INPUT DATA |
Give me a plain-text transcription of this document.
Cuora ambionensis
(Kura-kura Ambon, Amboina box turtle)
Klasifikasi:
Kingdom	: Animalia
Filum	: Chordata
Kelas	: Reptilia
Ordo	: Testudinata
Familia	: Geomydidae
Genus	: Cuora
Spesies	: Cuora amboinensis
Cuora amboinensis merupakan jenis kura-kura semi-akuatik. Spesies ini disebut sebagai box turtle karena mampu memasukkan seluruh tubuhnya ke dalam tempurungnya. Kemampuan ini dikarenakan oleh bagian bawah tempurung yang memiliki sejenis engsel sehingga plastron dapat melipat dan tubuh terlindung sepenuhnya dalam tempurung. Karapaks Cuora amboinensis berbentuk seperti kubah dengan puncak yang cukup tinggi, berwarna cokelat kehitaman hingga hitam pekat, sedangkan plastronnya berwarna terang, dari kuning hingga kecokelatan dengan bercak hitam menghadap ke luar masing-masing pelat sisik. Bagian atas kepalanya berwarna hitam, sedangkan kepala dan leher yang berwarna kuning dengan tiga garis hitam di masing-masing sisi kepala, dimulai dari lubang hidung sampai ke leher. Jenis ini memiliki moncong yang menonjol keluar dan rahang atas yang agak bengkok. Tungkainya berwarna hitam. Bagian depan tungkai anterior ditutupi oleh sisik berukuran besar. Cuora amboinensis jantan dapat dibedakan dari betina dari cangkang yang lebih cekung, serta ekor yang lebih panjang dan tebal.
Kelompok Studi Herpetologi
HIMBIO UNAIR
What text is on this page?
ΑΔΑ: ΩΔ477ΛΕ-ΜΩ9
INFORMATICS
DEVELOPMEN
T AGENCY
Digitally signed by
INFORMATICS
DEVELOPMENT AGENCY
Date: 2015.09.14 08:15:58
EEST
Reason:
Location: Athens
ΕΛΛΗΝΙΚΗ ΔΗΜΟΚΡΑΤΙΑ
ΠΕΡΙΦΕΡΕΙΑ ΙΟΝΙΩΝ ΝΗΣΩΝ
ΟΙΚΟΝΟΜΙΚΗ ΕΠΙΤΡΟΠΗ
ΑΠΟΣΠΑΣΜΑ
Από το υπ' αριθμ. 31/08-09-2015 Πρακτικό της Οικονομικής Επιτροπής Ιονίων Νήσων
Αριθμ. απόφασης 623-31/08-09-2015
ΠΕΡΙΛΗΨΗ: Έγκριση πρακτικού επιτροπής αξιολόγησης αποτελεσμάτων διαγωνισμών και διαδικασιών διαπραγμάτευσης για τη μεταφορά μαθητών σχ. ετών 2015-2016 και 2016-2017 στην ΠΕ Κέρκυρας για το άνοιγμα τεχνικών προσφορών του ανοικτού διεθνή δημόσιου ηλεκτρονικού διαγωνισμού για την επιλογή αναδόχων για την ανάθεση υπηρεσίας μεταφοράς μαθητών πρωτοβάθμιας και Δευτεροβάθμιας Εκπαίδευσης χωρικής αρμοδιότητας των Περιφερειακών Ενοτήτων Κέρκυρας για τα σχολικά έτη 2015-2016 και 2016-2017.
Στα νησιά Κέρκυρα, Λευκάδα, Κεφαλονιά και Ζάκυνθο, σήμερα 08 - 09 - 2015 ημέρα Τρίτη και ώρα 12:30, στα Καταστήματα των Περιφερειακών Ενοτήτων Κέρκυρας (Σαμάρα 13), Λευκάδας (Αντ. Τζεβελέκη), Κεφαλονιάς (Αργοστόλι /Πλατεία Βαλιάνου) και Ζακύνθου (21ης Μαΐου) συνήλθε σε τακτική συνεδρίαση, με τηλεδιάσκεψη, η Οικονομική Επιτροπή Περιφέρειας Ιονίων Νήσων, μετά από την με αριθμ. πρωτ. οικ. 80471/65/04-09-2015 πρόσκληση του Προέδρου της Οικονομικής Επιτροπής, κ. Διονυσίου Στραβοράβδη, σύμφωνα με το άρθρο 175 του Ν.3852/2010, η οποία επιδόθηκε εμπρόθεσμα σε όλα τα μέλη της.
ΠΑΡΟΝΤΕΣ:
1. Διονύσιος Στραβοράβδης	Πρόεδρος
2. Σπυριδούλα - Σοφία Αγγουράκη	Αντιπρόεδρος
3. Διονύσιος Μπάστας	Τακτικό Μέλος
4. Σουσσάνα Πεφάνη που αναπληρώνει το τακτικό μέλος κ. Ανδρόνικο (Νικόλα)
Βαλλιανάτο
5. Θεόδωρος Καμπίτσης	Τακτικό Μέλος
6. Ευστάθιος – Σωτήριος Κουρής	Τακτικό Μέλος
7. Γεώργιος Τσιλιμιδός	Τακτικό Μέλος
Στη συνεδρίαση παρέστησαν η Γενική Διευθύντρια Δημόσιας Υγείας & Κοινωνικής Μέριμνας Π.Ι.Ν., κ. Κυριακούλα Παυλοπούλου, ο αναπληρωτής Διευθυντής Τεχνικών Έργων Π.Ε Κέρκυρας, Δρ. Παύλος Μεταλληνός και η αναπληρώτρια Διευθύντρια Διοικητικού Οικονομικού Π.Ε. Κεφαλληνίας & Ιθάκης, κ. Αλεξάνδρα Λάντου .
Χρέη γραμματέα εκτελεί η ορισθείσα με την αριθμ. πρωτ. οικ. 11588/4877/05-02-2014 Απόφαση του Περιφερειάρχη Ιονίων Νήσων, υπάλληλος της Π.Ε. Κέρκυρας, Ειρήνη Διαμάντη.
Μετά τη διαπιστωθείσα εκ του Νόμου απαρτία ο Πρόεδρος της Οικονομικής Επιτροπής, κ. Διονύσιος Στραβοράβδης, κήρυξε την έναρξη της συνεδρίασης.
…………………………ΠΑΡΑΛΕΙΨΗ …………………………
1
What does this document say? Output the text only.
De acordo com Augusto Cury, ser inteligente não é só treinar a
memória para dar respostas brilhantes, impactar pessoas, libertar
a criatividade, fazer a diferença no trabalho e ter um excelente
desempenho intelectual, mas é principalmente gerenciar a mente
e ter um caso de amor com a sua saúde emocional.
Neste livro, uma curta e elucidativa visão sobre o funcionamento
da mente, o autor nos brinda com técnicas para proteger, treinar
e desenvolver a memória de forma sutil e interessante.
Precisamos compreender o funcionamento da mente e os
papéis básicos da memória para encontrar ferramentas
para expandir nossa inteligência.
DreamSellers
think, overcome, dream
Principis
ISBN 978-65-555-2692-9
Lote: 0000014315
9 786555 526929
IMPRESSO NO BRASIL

TASK | Please quote exactly the lines from the one containing "What does this" through the last line of the records above, both included, and nothing else.

EXERCISE OUTPUT |
What does this document say? Output the text only.
De acordo com Augusto Cury, ser inteligente não é só treinar a
memória para dar respostas brilhantes, impactar pessoas, libertar
a criatividade, fazer a diferença no trabalho e ter um excelente
desempenho intelectual, mas é principalmente gerenciar a mente
e ter um caso de amor com a sua saúde emocional.
Neste livro, uma curta e elucidativa visão sobre o funcionamento
da mente, o autor nos brinda com técnicas para proteger, treinar
e desenvolver a memória de forma sutil e interessante.
Precisamos compreender o funcionamento da mente e os
papéis básicos da memória para encontrar ferramentas
para expandir nossa inteligência.
DreamSellers
think, overcome, dream
Principis
ISBN 978-65-555-2692-9
Lote: 0000014315
9 786555 526929
IMPRESSO NO BRASIL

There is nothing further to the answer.